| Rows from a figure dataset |
★ ★ ★ ★ ★ ★ ★
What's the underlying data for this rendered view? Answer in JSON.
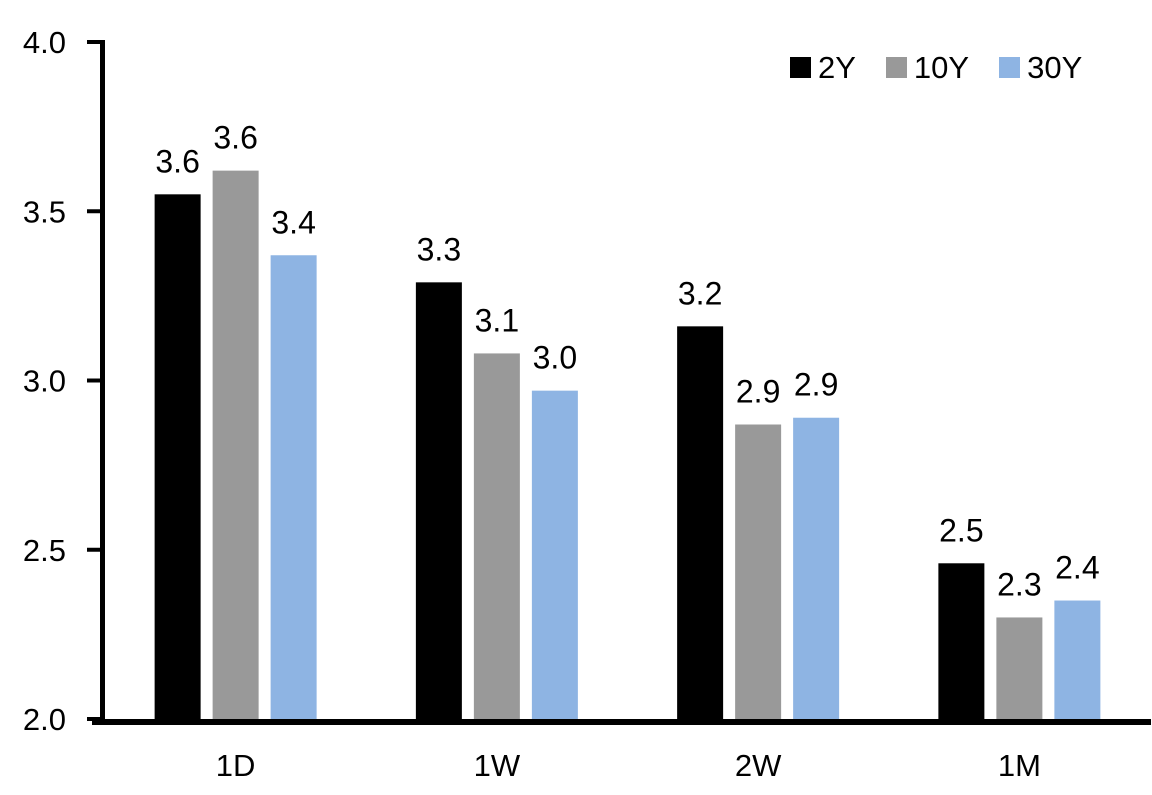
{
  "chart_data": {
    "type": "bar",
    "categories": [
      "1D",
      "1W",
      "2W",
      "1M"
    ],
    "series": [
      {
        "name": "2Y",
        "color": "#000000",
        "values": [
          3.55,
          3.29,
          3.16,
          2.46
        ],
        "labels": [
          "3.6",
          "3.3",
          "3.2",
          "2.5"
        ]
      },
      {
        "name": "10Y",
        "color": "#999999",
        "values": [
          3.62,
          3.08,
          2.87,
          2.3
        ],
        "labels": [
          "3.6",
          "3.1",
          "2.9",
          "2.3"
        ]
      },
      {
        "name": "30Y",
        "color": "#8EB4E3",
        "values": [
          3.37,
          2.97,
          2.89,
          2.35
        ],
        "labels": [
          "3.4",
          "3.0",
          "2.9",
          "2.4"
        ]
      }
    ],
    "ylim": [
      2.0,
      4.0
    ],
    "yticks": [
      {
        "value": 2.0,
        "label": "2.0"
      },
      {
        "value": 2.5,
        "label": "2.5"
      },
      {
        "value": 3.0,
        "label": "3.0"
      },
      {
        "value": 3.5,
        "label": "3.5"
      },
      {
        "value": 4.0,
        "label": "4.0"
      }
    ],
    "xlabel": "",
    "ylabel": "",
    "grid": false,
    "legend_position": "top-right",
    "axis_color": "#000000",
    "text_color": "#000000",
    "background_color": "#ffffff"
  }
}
★ ★ ★ ★ ★ ★ ★
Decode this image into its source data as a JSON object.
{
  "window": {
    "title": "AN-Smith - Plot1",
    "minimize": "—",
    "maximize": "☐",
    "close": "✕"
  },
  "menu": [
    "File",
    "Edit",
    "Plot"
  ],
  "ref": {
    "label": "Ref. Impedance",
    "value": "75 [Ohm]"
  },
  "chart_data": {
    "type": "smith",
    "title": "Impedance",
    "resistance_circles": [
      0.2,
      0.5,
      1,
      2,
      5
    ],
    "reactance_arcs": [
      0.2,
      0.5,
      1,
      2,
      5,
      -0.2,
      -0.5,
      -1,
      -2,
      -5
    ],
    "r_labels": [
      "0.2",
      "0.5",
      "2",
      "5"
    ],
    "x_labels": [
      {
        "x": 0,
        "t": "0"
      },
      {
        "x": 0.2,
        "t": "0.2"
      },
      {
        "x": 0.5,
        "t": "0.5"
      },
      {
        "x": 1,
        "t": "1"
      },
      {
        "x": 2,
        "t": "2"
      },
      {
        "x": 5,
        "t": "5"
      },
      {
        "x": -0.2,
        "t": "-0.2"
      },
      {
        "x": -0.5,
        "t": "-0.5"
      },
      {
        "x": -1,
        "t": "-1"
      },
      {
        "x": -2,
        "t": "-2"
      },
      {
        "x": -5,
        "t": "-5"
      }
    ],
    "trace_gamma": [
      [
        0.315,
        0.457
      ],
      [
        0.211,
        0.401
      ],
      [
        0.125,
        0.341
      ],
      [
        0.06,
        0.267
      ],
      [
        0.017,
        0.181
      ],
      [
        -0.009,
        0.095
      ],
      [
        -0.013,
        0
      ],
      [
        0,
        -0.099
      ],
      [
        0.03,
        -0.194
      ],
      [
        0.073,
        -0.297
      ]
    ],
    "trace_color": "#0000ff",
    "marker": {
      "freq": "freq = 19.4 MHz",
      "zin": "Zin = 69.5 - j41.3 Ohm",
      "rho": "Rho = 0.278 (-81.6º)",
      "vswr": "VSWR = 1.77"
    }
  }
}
★ ★ ★ ★ ★ ★ ★
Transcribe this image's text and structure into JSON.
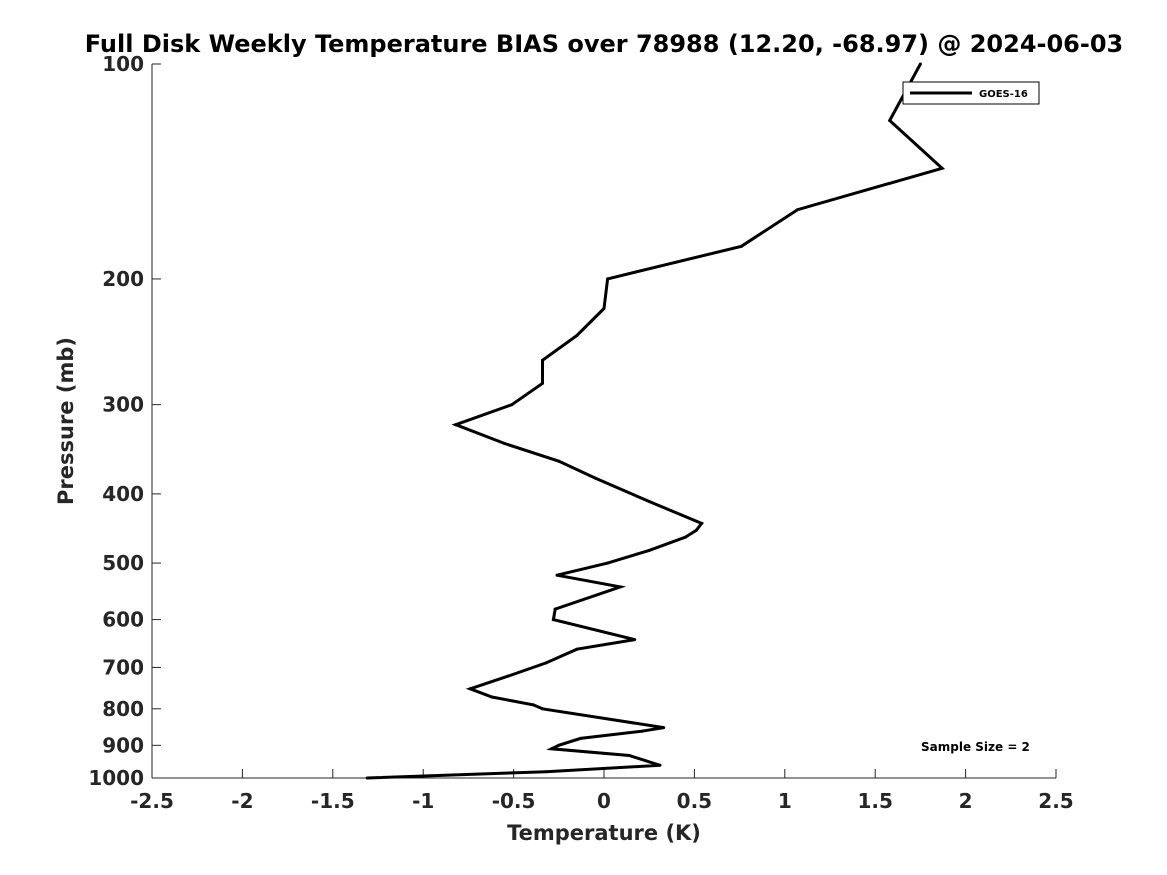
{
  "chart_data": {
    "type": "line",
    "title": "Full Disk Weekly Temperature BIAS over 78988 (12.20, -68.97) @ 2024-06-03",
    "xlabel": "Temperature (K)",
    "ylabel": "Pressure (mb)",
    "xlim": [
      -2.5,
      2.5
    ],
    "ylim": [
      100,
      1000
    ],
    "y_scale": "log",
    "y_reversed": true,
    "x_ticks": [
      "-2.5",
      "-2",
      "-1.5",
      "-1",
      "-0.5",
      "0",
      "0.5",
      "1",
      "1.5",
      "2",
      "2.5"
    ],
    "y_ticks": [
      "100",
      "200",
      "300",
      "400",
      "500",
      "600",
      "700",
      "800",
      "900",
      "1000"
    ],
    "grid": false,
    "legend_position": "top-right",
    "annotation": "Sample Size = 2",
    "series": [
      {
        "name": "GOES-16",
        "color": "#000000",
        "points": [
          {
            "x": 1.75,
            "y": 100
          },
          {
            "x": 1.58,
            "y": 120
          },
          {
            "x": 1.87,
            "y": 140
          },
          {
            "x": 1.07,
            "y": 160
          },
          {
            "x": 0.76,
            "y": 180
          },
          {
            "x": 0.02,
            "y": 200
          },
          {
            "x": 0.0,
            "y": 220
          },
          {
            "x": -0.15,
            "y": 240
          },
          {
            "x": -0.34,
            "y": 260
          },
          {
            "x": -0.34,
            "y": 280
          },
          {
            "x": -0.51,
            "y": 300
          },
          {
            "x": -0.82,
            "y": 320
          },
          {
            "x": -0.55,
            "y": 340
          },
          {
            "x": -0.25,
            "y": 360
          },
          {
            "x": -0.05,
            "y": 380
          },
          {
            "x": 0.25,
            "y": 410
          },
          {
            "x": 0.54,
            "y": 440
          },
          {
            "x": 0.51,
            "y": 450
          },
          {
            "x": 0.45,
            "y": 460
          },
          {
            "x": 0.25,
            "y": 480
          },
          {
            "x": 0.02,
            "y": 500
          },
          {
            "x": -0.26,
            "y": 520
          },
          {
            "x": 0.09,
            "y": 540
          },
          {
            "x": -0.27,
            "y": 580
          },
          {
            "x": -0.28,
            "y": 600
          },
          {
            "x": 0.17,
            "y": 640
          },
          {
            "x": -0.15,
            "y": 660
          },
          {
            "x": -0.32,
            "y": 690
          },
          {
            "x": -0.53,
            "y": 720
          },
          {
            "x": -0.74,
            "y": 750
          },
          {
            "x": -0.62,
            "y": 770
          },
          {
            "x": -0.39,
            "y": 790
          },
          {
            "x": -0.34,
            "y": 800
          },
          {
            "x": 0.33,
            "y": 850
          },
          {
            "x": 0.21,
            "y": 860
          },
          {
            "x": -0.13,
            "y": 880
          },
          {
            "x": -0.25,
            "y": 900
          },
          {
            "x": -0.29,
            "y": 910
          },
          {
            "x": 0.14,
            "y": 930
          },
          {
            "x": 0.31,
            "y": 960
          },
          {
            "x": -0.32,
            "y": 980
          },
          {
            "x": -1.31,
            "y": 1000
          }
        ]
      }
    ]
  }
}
★ ★ ★ ★ ★ ★ ★
Return all lines containing the word "name".

        "name": "2Y",
        "name": "10Y",
        "name": "30Y",
        "name": "GOES-16",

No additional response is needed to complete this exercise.